Prompt
Each record below is to be copied word for word, with pictures removed.

[Transcribed document page entries]
═══
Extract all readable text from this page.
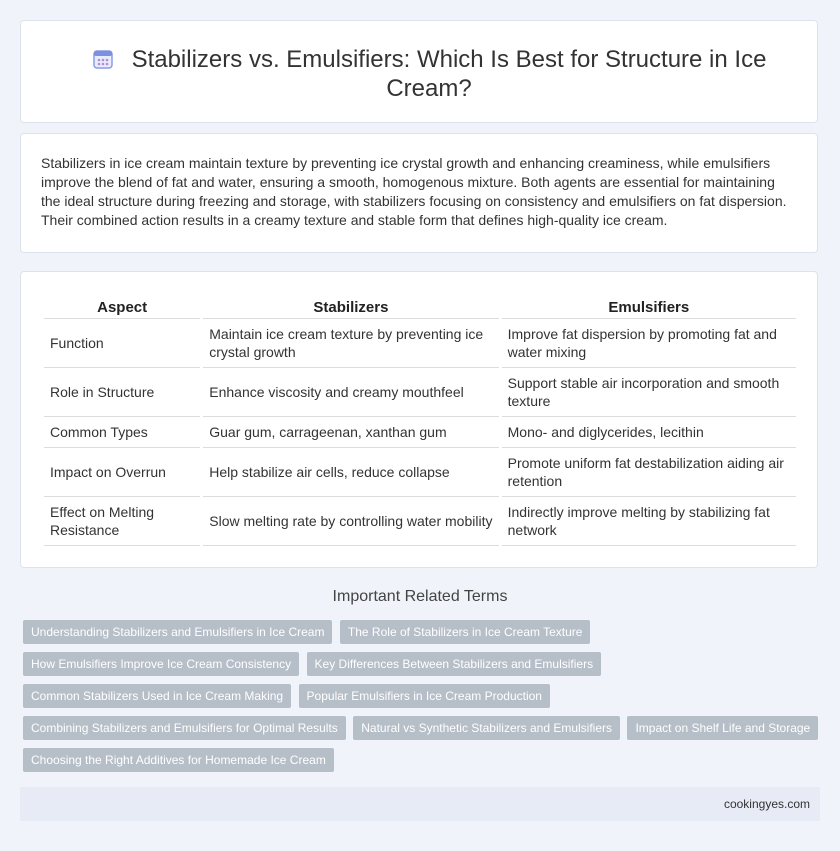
Stabilizers vs. Emulsifiers: Which Is Best for Structure in Ice Cream?
Stabilizers in ice cream maintain texture by preventing ice crystal growth and enhancing creaminess, while emulsifiers improve the blend of fat and water, ensuring a smooth, homogenous mixture. Both agents are essential for maintaining the ideal structure during freezing and storage, with stabilizers focusing on consistency and emulsifiers on fat dispersion. Their combined action results in a creamy texture and stable form that defines high-quality ice cream.
Aspect	Stabilizers	Emulsifiers
Function	Maintain ice cream texture by preventing ice crystal growth	Improve fat dispersion by promoting fat and water mixing
Role in Structure	Enhance viscosity and creamy mouthfeel	Support stable air incorporation and smooth texture
Common Types	Guar gum, carrageenan, xanthan gum	Mono- and diglycerides, lecithin
Impact on Overrun	Help stabilize air cells, reduce collapse	Promote uniform fat destabilization aiding air retention
Effect on Melting Resistance	Slow melting rate by controlling water mobility	Indirectly improve melting by stabilizing fat network
Important Related Terms
Understanding Stabilizers and Emulsifiers in Ice Cream The Role of Stabilizers in Ice Cream Texture
How Emulsifiers Improve Ice Cream Consistency Key Differences Between Stabilizers and Emulsifiers
Common Stabilizers Used in Ice Cream Making Popular Emulsifiers in Ice Cream Production
Combining Stabilizers and Emulsifiers for Optimal Results Natural vs Synthetic Stabilizers and Emulsifiers Impact on Shelf Life and Storage
Choosing the Right Additives for Homemade Ice Cream
cookingyes.com
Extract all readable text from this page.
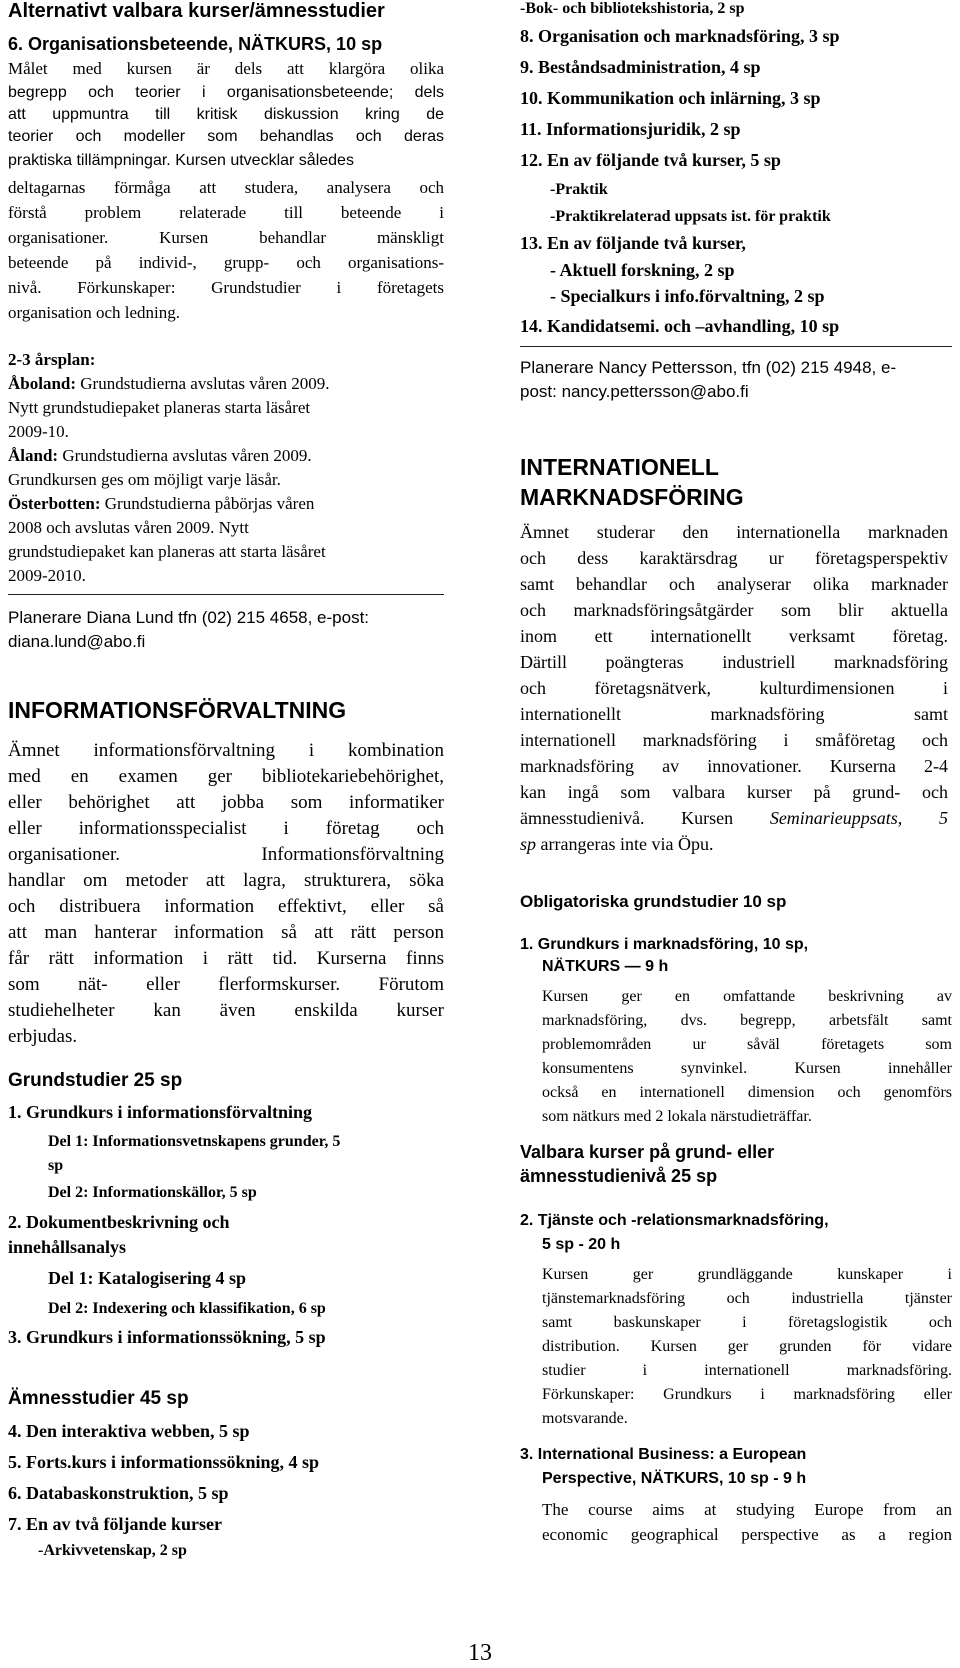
Alternativt valbara kurser/ämnesstudier

6. Organisationsbeteende, NÄTKURS, 10 sp

Målet med kursen är dels att klargöra olika

begrepp och teorier i organisationsbeteende; dels

att uppmuntra till kritisk diskussion kring de

teorier och modeller som behandlas och deras

praktiska tillämpningar. Kursen utvecklar således

deltagarnas förmåga att studera, analysera och

förstå problem relaterade till beteende i

organisationer. Kursen behandlar mänskligt

beteende på individ-, grupp- och organisations-

nivå. Förkunskaper: Grundstudier i företagets

organisation och ledning.

2-3 årsplan:

Åboland: Grundstudierna avslutas våren 2009.

Nytt grundstudiepaket planeras starta läsåret

2009-10.

Åland: Grundstudierna avslutas våren 2009.

Grundkursen ges om möjligt varje läsår.

Österbotten: Grundstudierna påbörjas våren

2008 och avslutas våren 2009. Nytt

grundstudiepaket kan planeras att starta läsåret

2009-2010.

Planerare Diana Lund tfn (02) 215 4658, e-post:

diana.lund@abo.fi

INFORMATIONSFÖRVALTNING

Ämnet informationsförvaltning i kombination

med en examen ger bibliotekariebehörighet,

eller behörighet att jobba som informatiker

eller informationsspecialist i företag och

organisationer. Informationsförvaltning

handlar om metoder att lagra, strukturera, söka

och distribuera information effektivt, eller så

att man hanterar information så att rätt person

får rätt information i rätt tid. Kurserna finns

som nät- eller flerformskurser. Förutom

studiehelheter kan även enskilda kurser

erbjudas.

Grundstudier 25 sp

1. Grundkurs i informationsförvaltning

Del 1: Informationsvetnskapens grunder, 5

sp

Del 2: Informationskällor, 5 sp

2. Dokumentbeskrivning och

innehållsanalys

Del 1: Katalogisering 4 sp

Del 2: Indexering och klassifikation, 6 sp

3. Grundkurs i informationssökning, 5 sp

Ämnesstudier 45 sp

4. Den interaktiva webben, 5 sp

5. Forts.kurs i informationssökning, 4 sp

6. Databaskonstruktion, 5 sp

7. En av två följande kurser

-Arkivvetenskap, 2 sp

-Bok- och bibliotekshistoria, 2 sp

8. Organisation och marknadsföring, 3 sp

9. Beståndsadministration, 4 sp

10. Kommunikation och inlärning, 3 sp

11. Informationsjuridik, 2 sp

12. En av följande två kurser, 5 sp

-Praktik

-Praktikrelaterad uppsats ist. för praktik

13. En av följande två kurser,

- Aktuell forskning, 2 sp

- Specialkurs i info.förvaltning, 2 sp

14. Kandidatsemi. och –avhandling, 10 sp

Planerare Nancy Pettersson, tfn (02) 215 4948, e-

post: nancy.pettersson@abo.fi

INTERNATIONELL

MARKNADSFÖRING

Ämnet studerar den internationella marknaden

och dess karaktärsdrag ur företagsperspektiv

samt behandlar och analyserar olika marknader

och marknadsföringsåtgärder som blir aktuella

inom ett internationellt verksamt företag.

Därtill poängteras industriell marknadsföring

och företagsnätverk, kulturdimensionen i

internationellt marknadsföring samt

internationell marknadsföring i småföretag och

marknadsföring av innovationer. Kurserna 2-4

kan ingå som valbara kurser på grund- och

ämnesstudienivå. Kursen Seminarieuppsats, 5

sp arrangeras inte via Öpu.

Obligatoriska grundstudier 10 sp

1. Grundkurs i marknadsföring, 10 sp,

NÄTKURS — 9 h

Kursen ger en omfattande beskrivning av

marknadsföring, dvs. begrepp, arbetsfält samt

problemområden ur såväl företagets som

konsumentens synvinkel. Kursen innehåller

också en internationell dimension och genomförs

som nätkurs med 2 lokala närstudieträffar.

Valbara kurser på grund- eller

ämnesstudienivå 25 sp

2. Tjänste och -relationsmarknadsföring,

5 sp - 20 h

Kursen ger grundläggande kunskaper i

tjänstemarknadsföring och industriella tjänster

samt baskunskaper i företagslogistik och

distribution. Kursen ger grunden för vidare

studier i internationell marknadsföring.

Förkunskaper: Grundkurs i marknadsföring eller

motsvarande.

3. International Business: a European

Perspective, NÄTKURS, 10 sp - 9 h

The course aims at studying Europe from an

economic geographical perspective as a region

13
═══
Answer
Extract all readable text from this page.
Stabilizers vs. Emulsifiers: Which Is Best for Structure in Ice Cream?
Stabilizers in ice cream maintain texture by preventing ice crystal growth and enhancing creaminess, while emulsifiers improve the blend of fat and water, ensuring a smooth, homogenous mixture. Both agents are essential for maintaining the ideal structure during freezing and storage, with stabilizers focusing on consistency and emulsifiers on fat dispersion. Their combined action results in a creamy texture and stable form that defines high-quality ice cream.
Aspect	Stabilizers	Emulsifiers
Function	Maintain ice cream texture by preventing ice crystal growth	Improve fat dispersion by promoting fat and water mixing
Role in Structure	Enhance viscosity and creamy mouthfeel	Support stable air incorporation and smooth texture
Common Types	Guar gum, carrageenan, xanthan gum	Mono- and diglycerides, lecithin
Impact on Overrun	Help stabilize air cells, reduce collapse	Promote uniform fat destabilization aiding air retention
Effect on Melting Resistance	Slow melting rate by controlling water mobility	Indirectly improve melting by stabilizing fat network
Important Related Terms
Understanding Stabilizers and Emulsifiers in Ice Cream The Role of Stabilizers in Ice Cream Texture
How Emulsifiers Improve Ice Cream Consistency Key Differences Between Stabilizers and Emulsifiers
Common Stabilizers Used in Ice Cream Making Popular Emulsifiers in Ice Cream Production
Combining Stabilizers and Emulsifiers for Optimal Results Natural vs Synthetic Stabilizers and Emulsifiers Impact on Shelf Life and Storage
Choosing the Right Additives for Homemade Ice Cream
cookingyes.com
Extract all readable text from this page.
Alternativt valbara kurser/ämnesstudier

6. Organisationsbeteende, NÄTKURS, 10 sp

Målet med kursen är dels att klargöra olika

begrepp och teorier i organisationsbeteende; dels

att uppmuntra till kritisk diskussion kring de

teorier och modeller som behandlas och deras

praktiska tillämpningar. Kursen utvecklar således

deltagarnas förmåga att studera, analysera och

förstå problem relaterade till beteende i

organisationer. Kursen behandlar mänskligt

beteende på individ-, grupp- och organisations-

nivå. Förkunskaper: Grundstudier i företagets

organisation och ledning.

2-3 årsplan:

Åboland: Grundstudierna avslutas våren 2009.

Nytt grundstudiepaket planeras starta läsåret

2009-10.

Åland: Grundstudierna avslutas våren 2009.

Grundkursen ges om möjligt varje läsår.

Österbotten: Grundstudierna påbörjas våren

2008 och avslutas våren 2009. Nytt

grundstudiepaket kan planeras att starta läsåret

2009-2010.

Planerare Diana Lund tfn (02) 215 4658, e-post:

diana.lund@abo.fi

INFORMATIONSFÖRVALTNING

Ämnet informationsförvaltning i kombination

med en examen ger bibliotekariebehörighet,

eller behörighet att jobba som informatiker

eller informationsspecialist i företag och

organisationer. Informationsförvaltning

handlar om metoder att lagra, strukturera, söka

och distribuera information effektivt, eller så

att man hanterar information så att rätt person

får rätt information i rätt tid. Kurserna finns

som nät- eller flerformskurser. Förutom

studiehelheter kan även enskilda kurser

erbjudas.

Grundstudier 25 sp

1. Grundkurs i informationsförvaltning

Del 1: Informationsvetnskapens grunder, 5

sp

Del 2: Informationskällor, 5 sp

2. Dokumentbeskrivning och

innehållsanalys

Del 1: Katalogisering 4 sp

Del 2: Indexering och klassifikation, 6 sp

3. Grundkurs i informationssökning, 5 sp

Ämnesstudier 45 sp

4. Den interaktiva webben, 5 sp

5. Forts.kurs i informationssökning, 4 sp

6. Databaskonstruktion, 5 sp

7. En av två följande kurser

-Arkivvetenskap, 2 sp

-Bok- och bibliotekshistoria, 2 sp

8. Organisation och marknadsföring, 3 sp

9. Beståndsadministration, 4 sp

10. Kommunikation och inlärning, 3 sp

11. Informationsjuridik, 2 sp

12. En av följande två kurser, 5 sp

-Praktik

-Praktikrelaterad uppsats ist. för praktik

13. En av följande två kurser,

- Aktuell forskning, 2 sp

- Specialkurs i info.förvaltning, 2 sp

14. Kandidatsemi. och –avhandling, 10 sp

Planerare Nancy Pettersson, tfn (02) 215 4948, e-

post: nancy.pettersson@abo.fi

INTERNATIONELL

MARKNADSFÖRING

Ämnet studerar den internationella marknaden

och dess karaktärsdrag ur företagsperspektiv

samt behandlar och analyserar olika marknader

och marknadsföringsåtgärder som blir aktuella

inom ett internationellt verksamt företag.

Därtill poängteras industriell marknadsföring

och företagsnätverk, kulturdimensionen i

internationellt marknadsföring samt

internationell marknadsföring i småföretag och

marknadsföring av innovationer. Kurserna 2-4

kan ingå som valbara kurser på grund- och

ämnesstudienivå. Kursen Seminarieuppsats, 5

sp arrangeras inte via Öpu.

Obligatoriska grundstudier 10 sp

1. Grundkurs i marknadsföring, 10 sp,

NÄTKURS — 9 h

Kursen ger en omfattande beskrivning av

marknadsföring, dvs. begrepp, arbetsfält samt

problemområden ur såväl företagets som

konsumentens synvinkel. Kursen innehåller

också en internationell dimension och genomförs

som nätkurs med 2 lokala närstudieträffar.

Valbara kurser på grund- eller

ämnesstudienivå 25 sp

2. Tjänste och -relationsmarknadsföring,

5 sp - 20 h

Kursen ger grundläggande kunskaper i

tjänstemarknadsföring och industriella tjänster

samt baskunskaper i företagslogistik och

distribution. Kursen ger grunden för vidare

studier i internationell marknadsföring.

Förkunskaper: Grundkurs i marknadsföring eller

motsvarande.

3. International Business: a European

Perspective, NÄTKURS, 10 sp - 9 h

The course aims at studying Europe from an

economic geographical perspective as a region

13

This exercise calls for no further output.